____ INFORMATION SHOWN
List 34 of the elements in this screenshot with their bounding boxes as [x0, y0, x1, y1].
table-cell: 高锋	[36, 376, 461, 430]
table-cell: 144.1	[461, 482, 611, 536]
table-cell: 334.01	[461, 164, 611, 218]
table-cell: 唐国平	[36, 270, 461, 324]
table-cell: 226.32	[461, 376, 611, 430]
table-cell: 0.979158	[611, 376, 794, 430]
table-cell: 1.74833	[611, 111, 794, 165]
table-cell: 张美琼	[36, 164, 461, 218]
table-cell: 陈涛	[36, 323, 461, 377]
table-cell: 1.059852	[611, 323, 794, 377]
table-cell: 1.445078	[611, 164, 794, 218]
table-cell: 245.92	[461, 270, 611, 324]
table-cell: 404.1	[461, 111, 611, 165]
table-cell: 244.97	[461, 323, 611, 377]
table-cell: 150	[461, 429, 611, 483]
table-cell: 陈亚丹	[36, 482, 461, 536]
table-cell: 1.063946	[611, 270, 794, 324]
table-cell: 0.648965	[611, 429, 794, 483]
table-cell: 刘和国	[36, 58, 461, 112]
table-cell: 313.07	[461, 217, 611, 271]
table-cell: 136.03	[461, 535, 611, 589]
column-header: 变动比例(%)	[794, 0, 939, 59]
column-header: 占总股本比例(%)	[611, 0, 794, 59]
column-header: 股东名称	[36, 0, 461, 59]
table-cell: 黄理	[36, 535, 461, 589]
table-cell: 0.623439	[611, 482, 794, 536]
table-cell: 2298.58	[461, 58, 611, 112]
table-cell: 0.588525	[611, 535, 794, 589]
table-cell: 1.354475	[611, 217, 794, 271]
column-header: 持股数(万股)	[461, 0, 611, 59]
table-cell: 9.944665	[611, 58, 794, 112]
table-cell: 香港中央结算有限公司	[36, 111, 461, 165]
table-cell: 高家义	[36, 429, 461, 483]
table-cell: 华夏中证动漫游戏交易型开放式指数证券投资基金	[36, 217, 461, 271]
________
* **WHAT TO PRODUCE**:
Print each of these lines again without a single change.

* **THE OUTPUT**:
List 34 of the elements in this screenshot with their bounding boxes as [x0, y0, x1, y1].
table-cell: 高锋	[36, 376, 461, 430]
table-cell: 144.1	[461, 482, 611, 536]
table-cell: 334.01	[461, 164, 611, 218]
table-cell: 唐国平	[36, 270, 461, 324]
table-cell: 226.32	[461, 376, 611, 430]
table-cell: 0.979158	[611, 376, 794, 430]
table-cell: 1.74833	[611, 111, 794, 165]
table-cell: 张美琼	[36, 164, 461, 218]
table-cell: 陈涛	[36, 323, 461, 377]
table-cell: 1.059852	[611, 323, 794, 377]
table-cell: 1.445078	[611, 164, 794, 218]
table-cell: 245.92	[461, 270, 611, 324]
table-cell: 404.1	[461, 111, 611, 165]
table-cell: 244.97	[461, 323, 611, 377]
table-cell: 150	[461, 429, 611, 483]
table-cell: 陈亚丹	[36, 482, 461, 536]
table-cell: 1.063946	[611, 270, 794, 324]
table-cell: 0.648965	[611, 429, 794, 483]
table-cell: 刘和国	[36, 58, 461, 112]
table-cell: 313.07	[461, 217, 611, 271]
table-cell: 136.03	[461, 535, 611, 589]
column-header: 变动比例(%)	[794, 0, 939, 59]
column-header: 占总股本比例(%)	[611, 0, 794, 59]
column-header: 股东名称	[36, 0, 461, 59]
table-cell: 黄理	[36, 535, 461, 589]
table-cell: 0.623439	[611, 482, 794, 536]
table-cell: 2298.58	[461, 58, 611, 112]
table-cell: 0.588525	[611, 535, 794, 589]
table-cell: 1.354475	[611, 217, 794, 271]
column-header: 持股数(万股)	[461, 0, 611, 59]
table-cell: 9.944665	[611, 58, 794, 112]
table-cell: 香港中央结算有限公司	[36, 111, 461, 165]
table-cell: 高家义	[36, 429, 461, 483]
table-cell: 华夏中证动漫游戏交易型开放式指数证券投资基金	[36, 217, 461, 271]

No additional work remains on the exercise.